### [Given request]
Reproduce every record exactly as it appears, but not the pictures.

################

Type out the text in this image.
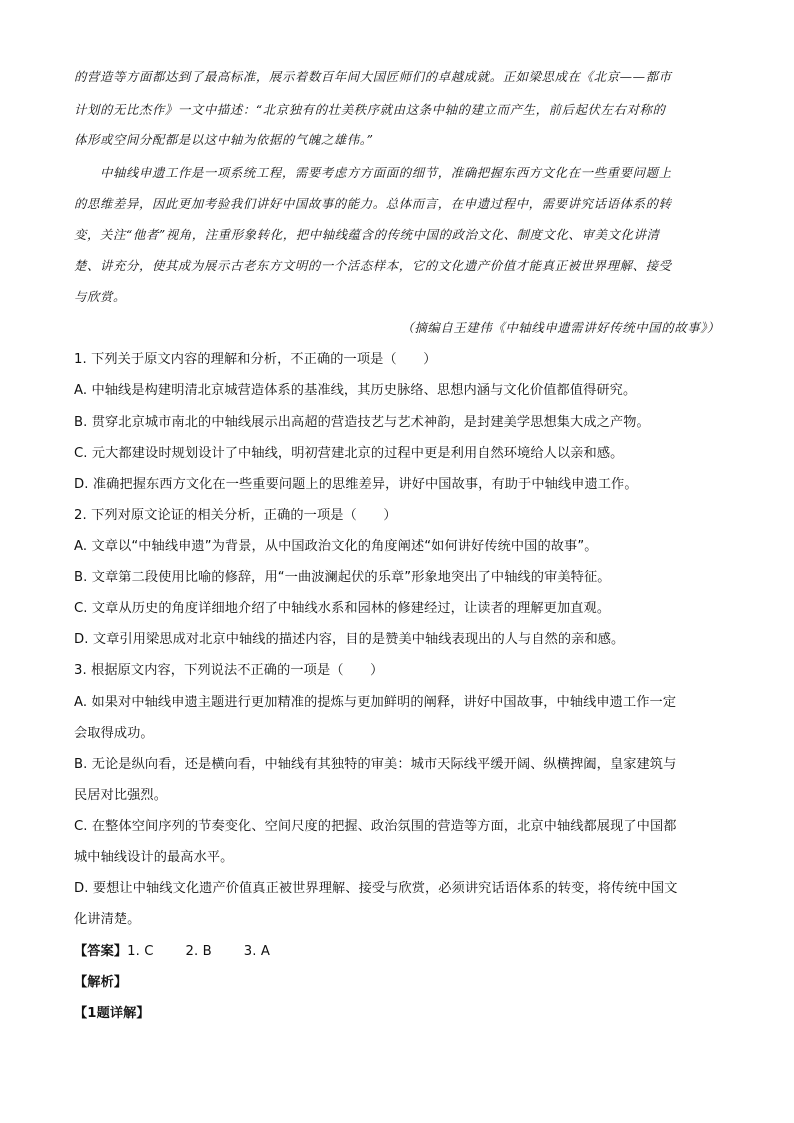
的营造等方面都达到了最高标准，展示着数百年间大国匠师们的卓越成就。正如梁思成在《北京——都市
计划的无比杰作》一文中描述：“北京独有的壮美秩序就由这条中轴的建立而产生，前后起伏左右对称的
体形或空间分配都是以这中轴为依据的气魄之雄伟。”
中轴线申遗工作是一项系统工程，需要考虑方方面面的细节，准确把握东西方文化在一些重要问题上
的思维差异，因此更加考验我们讲好中国故事的能力。总体而言，在申遗过程中，需要讲究话语体系的转
变，关注“他者”视角，注重形象转化，把中轴线蕴含的传统中国的政治文化、制度文化、审美文化讲清
楚、讲充分，使其成为展示古老东方文明的一个活态样本，它的文化遗产价值才能真正被世界理解、接受
与欣赏。
（摘编自王建伟《中轴线申遗需讲好传统中国的故事》）
1. 下列关于原文内容的理解和分析，不正确的一项是（　　）
A. 中轴线是构建明清北京城营造体系的基准线，其历史脉络、思想内涵与文化价值都值得研究。
B. 贯穿北京城市南北的中轴线展示出高超的营造技艺与艺术神韵，是封建美学思想集大成之产物。
C. 元大都建设时规划设计了中轴线，明初营建北京的过程中更是利用自然环境给人以亲和感。
D. 准确把握东西方文化在一些重要问题上的思维差异，讲好中国故事，有助于中轴线申遗工作。
2. 下列对原文论证的相关分析，正确的一项是（　　）
A. 文章以“中轴线申遗”为背景，从中国政治文化的角度阐述“如何讲好传统中国的故事”。
B. 文章第二段使用比喻的修辞，用“一曲波澜起伏的乐章”形象地突出了中轴线的审美特征。
C. 文章从历史的角度详细地介绍了中轴线水系和园林的修建经过，让读者的理解更加直观。
D. 文章引用梁思成对北京中轴线的描述内容，目的是赞美中轴线表现出的人与自然的亲和感。
3. 根据原文内容，下列说法不正确的一项是（　　）
A. 如果对中轴线申遗主题进行更加精准的提炼与更加鲜明的阐释，讲好中国故事，中轴线申遗工作一定
会取得成功。
B. 无论是纵向看，还是横向看，中轴线有其独特的审美：城市天际线平缓开阔、纵横捭阖，皇家建筑与
民居对比强烈。
C. 在整体空间序列的节奏变化、空间尺度的把握、政治氛围的营造等方面，北京中轴线都展现了中国都
城中轴线设计的最高水平。
D. 要想让中轴线文化遗产价值真正被世界理解、接受与欣赏，必须讲究话语体系的转变，将传统中国文
化讲清楚。
【答案】1. C 2. B 3. A
【解析】
【1题详解】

################

### [Complete answer]
Type out the text in this image.
的营造等方面都达到了最高标准，展示着数百年间大国匠师们的卓越成就。正如梁思成在《北京——都市
计划的无比杰作》一文中描述：“北京独有的壮美秩序就由这条中轴的建立而产生，前后起伏左右对称的
体形或空间分配都是以这中轴为依据的气魄之雄伟。”
中轴线申遗工作是一项系统工程，需要考虑方方面面的细节，准确把握东西方文化在一些重要问题上
的思维差异，因此更加考验我们讲好中国故事的能力。总体而言，在申遗过程中，需要讲究话语体系的转
变，关注“他者”视角，注重形象转化，把中轴线蕴含的传统中国的政治文化、制度文化、审美文化讲清
楚、讲充分，使其成为展示古老东方文明的一个活态样本，它的文化遗产价值才能真正被世界理解、接受
与欣赏。
（摘编自王建伟《中轴线申遗需讲好传统中国的故事》）
1. 下列关于原文内容的理解和分析，不正确的一项是（　　）
A. 中轴线是构建明清北京城营造体系的基准线，其历史脉络、思想内涵与文化价值都值得研究。
B. 贯穿北京城市南北的中轴线展示出高超的营造技艺与艺术神韵，是封建美学思想集大成之产物。
C. 元大都建设时规划设计了中轴线，明初营建北京的过程中更是利用自然环境给人以亲和感。
D. 准确把握东西方文化在一些重要问题上的思维差异，讲好中国故事，有助于中轴线申遗工作。
2. 下列对原文论证的相关分析，正确的一项是（　　）
A. 文章以“中轴线申遗”为背景，从中国政治文化的角度阐述“如何讲好传统中国的故事”。
B. 文章第二段使用比喻的修辞，用“一曲波澜起伏的乐章”形象地突出了中轴线的审美特征。
C. 文章从历史的角度详细地介绍了中轴线水系和园林的修建经过，让读者的理解更加直观。
D. 文章引用梁思成对北京中轴线的描述内容，目的是赞美中轴线表现出的人与自然的亲和感。
3. 根据原文内容，下列说法不正确的一项是（　　）
A. 如果对中轴线申遗主题进行更加精准的提炼与更加鲜明的阐释，讲好中国故事，中轴线申遗工作一定
会取得成功。
B. 无论是纵向看，还是横向看，中轴线有其独特的审美：城市天际线平缓开阔、纵横捭阖，皇家建筑与
民居对比强烈。
C. 在整体空间序列的节奏变化、空间尺度的把握、政治氛围的营造等方面，北京中轴线都展现了中国都
城中轴线设计的最高水平。
D. 要想让中轴线文化遗产价值真正被世界理解、接受与欣赏，必须讲究话语体系的转变，将传统中国文
化讲清楚。
【答案】1. C 2. B 3. A
【解析】
【1题详解】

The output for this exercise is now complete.